Write out the records that appear below, verbatim and complete, but without pictures.

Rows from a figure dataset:
================
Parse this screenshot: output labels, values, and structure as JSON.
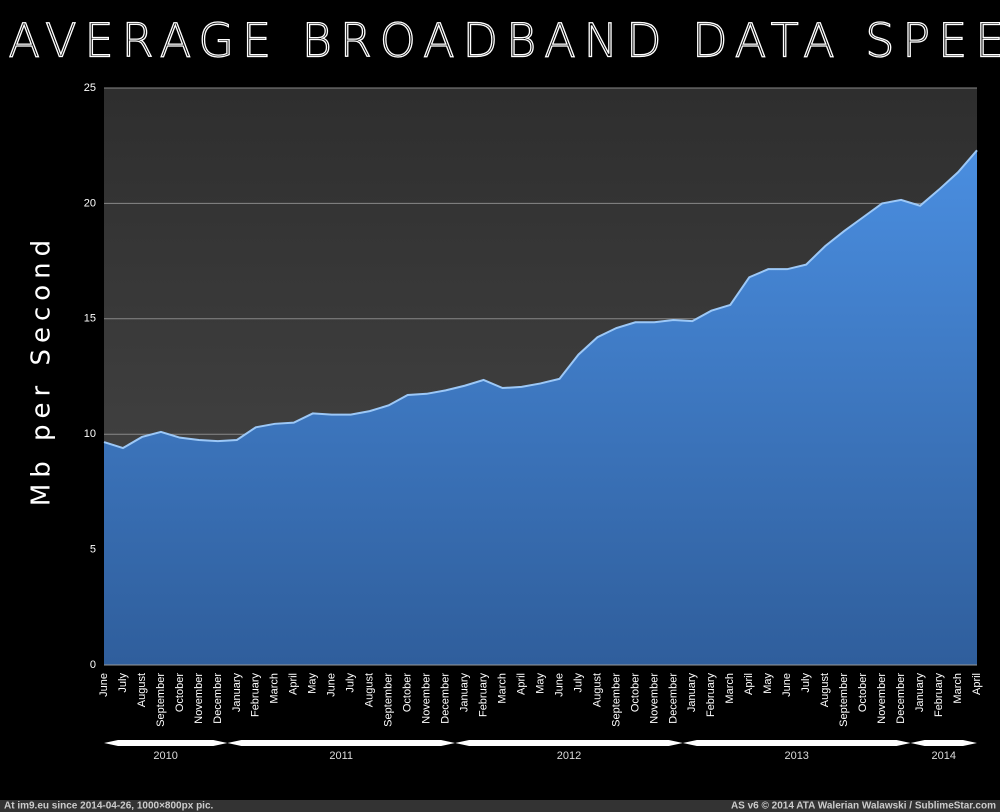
{
  "chart_data": {
    "type": "area",
    "title": "US AVERAGE BROADBAND DATA SPEEDS",
    "y_label": "Mb per Second",
    "categories": [
      "June",
      "July",
      "August",
      "September",
      "October",
      "November",
      "December",
      "January",
      "February",
      "March",
      "April",
      "May",
      "June",
      "July",
      "August",
      "September",
      "October",
      "November",
      "December",
      "January",
      "February",
      "March",
      "April",
      "May",
      "June",
      "July",
      "August",
      "September",
      "October",
      "November",
      "December",
      "January",
      "February",
      "March",
      "April",
      "May",
      "June",
      "July",
      "August",
      "September",
      "October",
      "November",
      "December",
      "January",
      "February",
      "March",
      "April"
    ],
    "year_groups": [
      {
        "label": "2010",
        "months": 7
      },
      {
        "label": "2011",
        "months": 12
      },
      {
        "label": "2012",
        "months": 12
      },
      {
        "label": "2013",
        "months": 12
      },
      {
        "label": "2014",
        "months": 4
      }
    ],
    "series": [
      {
        "name": "Mb per Second",
        "color": "#4a8ee0",
        "values": [
          9.66,
          9.4,
          9.88,
          10.1,
          9.85,
          9.75,
          9.7,
          9.75,
          10.3,
          10.45,
          10.5,
          10.9,
          10.85,
          10.85,
          11.0,
          11.25,
          11.7,
          11.75,
          11.9,
          12.1,
          12.35,
          12.0,
          12.05,
          12.2,
          12.4,
          13.45,
          14.2,
          14.6,
          14.85,
          14.85,
          14.95,
          14.9,
          15.35,
          15.6,
          16.8,
          17.15,
          17.15,
          17.35,
          18.15,
          18.8,
          19.4,
          20.0,
          20.15,
          19.9,
          20.6,
          21.35,
          22.3
        ]
      }
    ],
    "ylim": [
      0,
      25
    ],
    "yticks": [
      0,
      5,
      10,
      15,
      20,
      25
    ],
    "grid": true
  },
  "footer": {
    "left": "At im9.eu  since 2014-04-26, 1000×800px pic.",
    "right": "AS v6 © 2014 ATA Walerian Walawski / SublimeStar.com"
  }
}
================
Full output:
Parse this screenshot: output labels, values, and structure as JSON.
{
  "chart_data": {
    "type": "area",
    "title": "US AVERAGE BROADBAND DATA SPEEDS",
    "y_label": "Mb per Second",
    "categories": [
      "June",
      "July",
      "August",
      "September",
      "October",
      "November",
      "December",
      "January",
      "February",
      "March",
      "April",
      "May",
      "June",
      "July",
      "August",
      "September",
      "October",
      "November",
      "December",
      "January",
      "February",
      "March",
      "April",
      "May",
      "June",
      "July",
      "August",
      "September",
      "October",
      "November",
      "December",
      "January",
      "February",
      "March",
      "April",
      "May",
      "June",
      "July",
      "August",
      "September",
      "October",
      "November",
      "December",
      "January",
      "February",
      "March",
      "April"
    ],
    "year_groups": [
      {
        "label": "2010",
        "months": 7
      },
      {
        "label": "2011",
        "months": 12
      },
      {
        "label": "2012",
        "months": 12
      },
      {
        "label": "2013",
        "months": 12
      },
      {
        "label": "2014",
        "months": 4
      }
    ],
    "series": [
      {
        "name": "Mb per Second",
        "color": "#4a8ee0",
        "values": [
          9.66,
          9.4,
          9.88,
          10.1,
          9.85,
          9.75,
          9.7,
          9.75,
          10.3,
          10.45,
          10.5,
          10.9,
          10.85,
          10.85,
          11.0,
          11.25,
          11.7,
          11.75,
          11.9,
          12.1,
          12.35,
          12.0,
          12.05,
          12.2,
          12.4,
          13.45,
          14.2,
          14.6,
          14.85,
          14.85,
          14.95,
          14.9,
          15.35,
          15.6,
          16.8,
          17.15,
          17.15,
          17.35,
          18.15,
          18.8,
          19.4,
          20.0,
          20.15,
          19.9,
          20.6,
          21.35,
          22.3
        ]
      }
    ],
    "ylim": [
      0,
      25
    ],
    "yticks": [
      0,
      5,
      10,
      15,
      20,
      25
    ],
    "grid": true
  },
  "footer": {
    "left": "At im9.eu  since 2014-04-26, 1000×800px pic.",
    "right": "AS v6 © 2014 ATA Walerian Walawski / SublimeStar.com"
  }
}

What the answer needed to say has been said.